Look through the data below and return each line where "title" appears.

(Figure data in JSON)
============================================================
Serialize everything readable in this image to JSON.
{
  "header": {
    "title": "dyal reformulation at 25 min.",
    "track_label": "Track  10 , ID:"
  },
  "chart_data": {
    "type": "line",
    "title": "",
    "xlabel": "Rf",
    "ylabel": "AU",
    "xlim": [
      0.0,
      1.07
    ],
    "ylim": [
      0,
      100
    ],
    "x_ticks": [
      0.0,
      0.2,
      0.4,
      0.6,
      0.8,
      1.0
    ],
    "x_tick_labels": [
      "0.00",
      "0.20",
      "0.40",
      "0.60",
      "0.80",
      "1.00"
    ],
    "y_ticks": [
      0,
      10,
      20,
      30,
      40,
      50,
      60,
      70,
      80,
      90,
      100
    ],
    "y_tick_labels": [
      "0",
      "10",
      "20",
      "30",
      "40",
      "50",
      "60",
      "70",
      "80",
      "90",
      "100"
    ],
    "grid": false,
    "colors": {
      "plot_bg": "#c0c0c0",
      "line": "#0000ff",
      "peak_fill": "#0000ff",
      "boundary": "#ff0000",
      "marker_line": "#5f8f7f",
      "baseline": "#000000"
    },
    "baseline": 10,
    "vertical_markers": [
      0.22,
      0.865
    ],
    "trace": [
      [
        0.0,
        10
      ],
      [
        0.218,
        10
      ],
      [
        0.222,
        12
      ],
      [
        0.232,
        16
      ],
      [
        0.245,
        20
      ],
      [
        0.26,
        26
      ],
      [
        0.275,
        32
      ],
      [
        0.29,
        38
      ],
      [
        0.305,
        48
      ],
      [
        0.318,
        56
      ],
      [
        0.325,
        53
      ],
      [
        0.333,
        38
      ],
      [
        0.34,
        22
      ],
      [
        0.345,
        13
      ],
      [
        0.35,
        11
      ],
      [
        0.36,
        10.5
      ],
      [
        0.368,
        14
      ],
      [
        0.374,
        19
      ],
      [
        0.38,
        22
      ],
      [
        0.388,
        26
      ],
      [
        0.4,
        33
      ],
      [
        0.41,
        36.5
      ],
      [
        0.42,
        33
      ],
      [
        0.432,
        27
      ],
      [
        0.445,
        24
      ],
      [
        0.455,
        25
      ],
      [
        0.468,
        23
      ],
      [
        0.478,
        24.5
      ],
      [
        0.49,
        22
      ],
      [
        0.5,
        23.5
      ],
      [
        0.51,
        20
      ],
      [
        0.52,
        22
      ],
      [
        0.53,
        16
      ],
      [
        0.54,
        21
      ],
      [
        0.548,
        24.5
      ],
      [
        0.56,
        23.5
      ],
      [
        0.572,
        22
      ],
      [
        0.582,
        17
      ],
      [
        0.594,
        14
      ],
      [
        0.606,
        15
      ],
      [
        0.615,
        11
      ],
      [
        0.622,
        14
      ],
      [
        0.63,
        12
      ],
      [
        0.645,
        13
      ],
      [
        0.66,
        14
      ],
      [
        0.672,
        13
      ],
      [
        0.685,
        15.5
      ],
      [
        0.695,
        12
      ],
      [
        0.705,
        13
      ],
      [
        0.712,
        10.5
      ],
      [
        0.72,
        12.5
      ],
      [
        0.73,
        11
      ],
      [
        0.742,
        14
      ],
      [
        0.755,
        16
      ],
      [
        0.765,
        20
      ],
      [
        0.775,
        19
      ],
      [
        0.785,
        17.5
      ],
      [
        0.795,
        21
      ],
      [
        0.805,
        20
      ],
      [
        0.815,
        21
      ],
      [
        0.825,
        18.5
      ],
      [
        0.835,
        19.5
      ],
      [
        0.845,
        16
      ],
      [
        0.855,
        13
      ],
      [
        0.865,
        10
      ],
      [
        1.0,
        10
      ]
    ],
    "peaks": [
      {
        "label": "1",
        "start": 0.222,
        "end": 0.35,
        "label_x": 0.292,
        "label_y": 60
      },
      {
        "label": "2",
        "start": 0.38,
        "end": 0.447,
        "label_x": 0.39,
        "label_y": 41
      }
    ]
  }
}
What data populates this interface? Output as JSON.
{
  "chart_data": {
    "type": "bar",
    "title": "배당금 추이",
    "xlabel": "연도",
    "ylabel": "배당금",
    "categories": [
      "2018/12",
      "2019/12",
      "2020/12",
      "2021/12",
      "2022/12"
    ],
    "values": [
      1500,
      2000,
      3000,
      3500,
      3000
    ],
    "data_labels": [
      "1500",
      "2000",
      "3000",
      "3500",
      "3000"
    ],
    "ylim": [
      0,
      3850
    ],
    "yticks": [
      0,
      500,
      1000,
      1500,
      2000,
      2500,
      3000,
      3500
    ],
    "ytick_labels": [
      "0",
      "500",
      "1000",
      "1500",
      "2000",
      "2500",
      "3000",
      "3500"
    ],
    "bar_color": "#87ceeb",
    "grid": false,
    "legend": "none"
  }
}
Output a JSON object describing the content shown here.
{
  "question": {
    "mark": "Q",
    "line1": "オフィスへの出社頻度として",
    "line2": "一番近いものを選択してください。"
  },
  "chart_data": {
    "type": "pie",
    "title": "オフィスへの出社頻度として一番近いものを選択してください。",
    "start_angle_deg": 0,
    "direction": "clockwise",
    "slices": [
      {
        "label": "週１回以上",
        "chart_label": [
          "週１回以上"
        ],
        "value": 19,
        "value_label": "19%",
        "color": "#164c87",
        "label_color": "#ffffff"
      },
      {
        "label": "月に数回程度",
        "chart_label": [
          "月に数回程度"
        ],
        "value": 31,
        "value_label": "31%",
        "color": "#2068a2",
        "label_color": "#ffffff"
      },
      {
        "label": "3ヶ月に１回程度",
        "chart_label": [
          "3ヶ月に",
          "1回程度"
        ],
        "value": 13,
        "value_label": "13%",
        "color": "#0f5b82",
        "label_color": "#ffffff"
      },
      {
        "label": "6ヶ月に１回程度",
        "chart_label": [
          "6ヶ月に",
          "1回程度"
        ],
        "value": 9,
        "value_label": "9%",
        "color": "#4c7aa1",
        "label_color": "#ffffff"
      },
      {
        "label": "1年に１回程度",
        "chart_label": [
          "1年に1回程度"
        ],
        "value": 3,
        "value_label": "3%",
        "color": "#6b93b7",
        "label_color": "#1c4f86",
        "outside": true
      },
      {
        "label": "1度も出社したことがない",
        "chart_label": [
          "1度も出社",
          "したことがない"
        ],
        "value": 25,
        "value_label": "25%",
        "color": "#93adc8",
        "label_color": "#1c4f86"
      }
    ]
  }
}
============================================================
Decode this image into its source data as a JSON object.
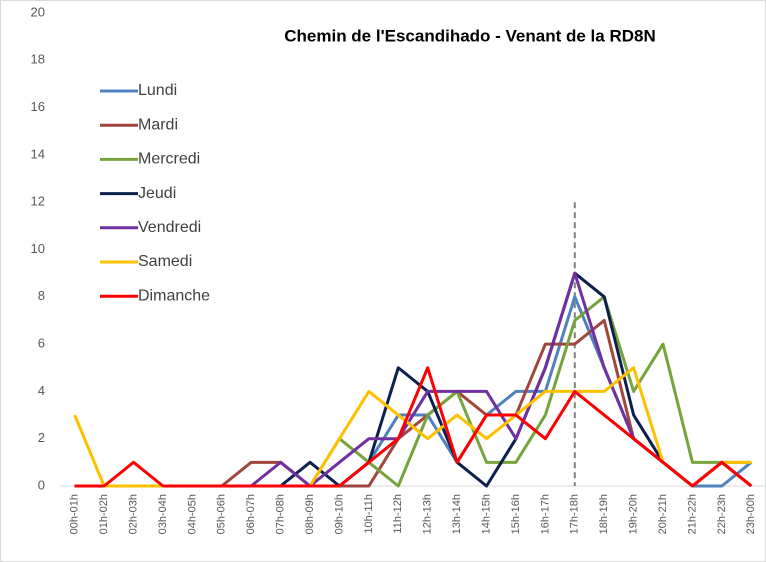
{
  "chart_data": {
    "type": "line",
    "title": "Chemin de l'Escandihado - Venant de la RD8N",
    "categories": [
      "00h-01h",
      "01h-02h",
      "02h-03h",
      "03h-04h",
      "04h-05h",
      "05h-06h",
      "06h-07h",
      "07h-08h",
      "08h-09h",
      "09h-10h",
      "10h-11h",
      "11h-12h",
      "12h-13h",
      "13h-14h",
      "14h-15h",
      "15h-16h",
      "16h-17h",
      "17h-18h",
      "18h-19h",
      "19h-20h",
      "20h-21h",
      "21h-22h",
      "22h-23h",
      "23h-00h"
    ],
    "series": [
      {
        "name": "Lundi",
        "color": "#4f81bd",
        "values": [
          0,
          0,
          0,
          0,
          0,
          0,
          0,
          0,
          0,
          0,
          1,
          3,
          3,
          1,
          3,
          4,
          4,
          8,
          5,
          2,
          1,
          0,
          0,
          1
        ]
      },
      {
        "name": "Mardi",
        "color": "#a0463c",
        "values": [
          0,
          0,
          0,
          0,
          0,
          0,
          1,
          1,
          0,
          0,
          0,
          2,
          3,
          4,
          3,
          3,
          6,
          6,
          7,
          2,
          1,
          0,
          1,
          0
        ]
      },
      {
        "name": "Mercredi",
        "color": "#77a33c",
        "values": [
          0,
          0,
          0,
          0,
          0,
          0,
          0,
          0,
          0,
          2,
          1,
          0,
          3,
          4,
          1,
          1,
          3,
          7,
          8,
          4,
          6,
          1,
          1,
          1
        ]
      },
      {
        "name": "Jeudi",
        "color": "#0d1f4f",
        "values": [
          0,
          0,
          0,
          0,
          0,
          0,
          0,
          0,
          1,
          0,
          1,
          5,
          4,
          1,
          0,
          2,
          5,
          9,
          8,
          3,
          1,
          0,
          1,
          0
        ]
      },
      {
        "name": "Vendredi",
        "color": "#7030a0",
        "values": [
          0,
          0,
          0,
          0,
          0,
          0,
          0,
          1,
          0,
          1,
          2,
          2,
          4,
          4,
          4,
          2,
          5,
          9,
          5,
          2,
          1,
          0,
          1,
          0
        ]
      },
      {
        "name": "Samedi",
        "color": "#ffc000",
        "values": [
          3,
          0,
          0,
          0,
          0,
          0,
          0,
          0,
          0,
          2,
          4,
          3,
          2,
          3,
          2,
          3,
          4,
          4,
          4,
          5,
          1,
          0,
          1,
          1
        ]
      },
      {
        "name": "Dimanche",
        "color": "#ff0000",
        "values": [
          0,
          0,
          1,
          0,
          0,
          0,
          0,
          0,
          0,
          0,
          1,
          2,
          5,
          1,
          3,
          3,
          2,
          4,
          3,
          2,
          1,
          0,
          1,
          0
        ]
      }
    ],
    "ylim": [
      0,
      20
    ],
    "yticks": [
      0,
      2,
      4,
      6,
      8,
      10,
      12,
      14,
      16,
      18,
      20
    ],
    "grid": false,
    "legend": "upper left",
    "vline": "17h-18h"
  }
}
============================================================
Exercise solution
    "title": "dyal reformulation at 25 min.",
    "title": "",
    "title": "배당금 추이",
    "title": "オフィスへの出社頻度として一番近いものを選択してください。",
    "title": "Chemin de l'Escandihado - Venant de la RD8N",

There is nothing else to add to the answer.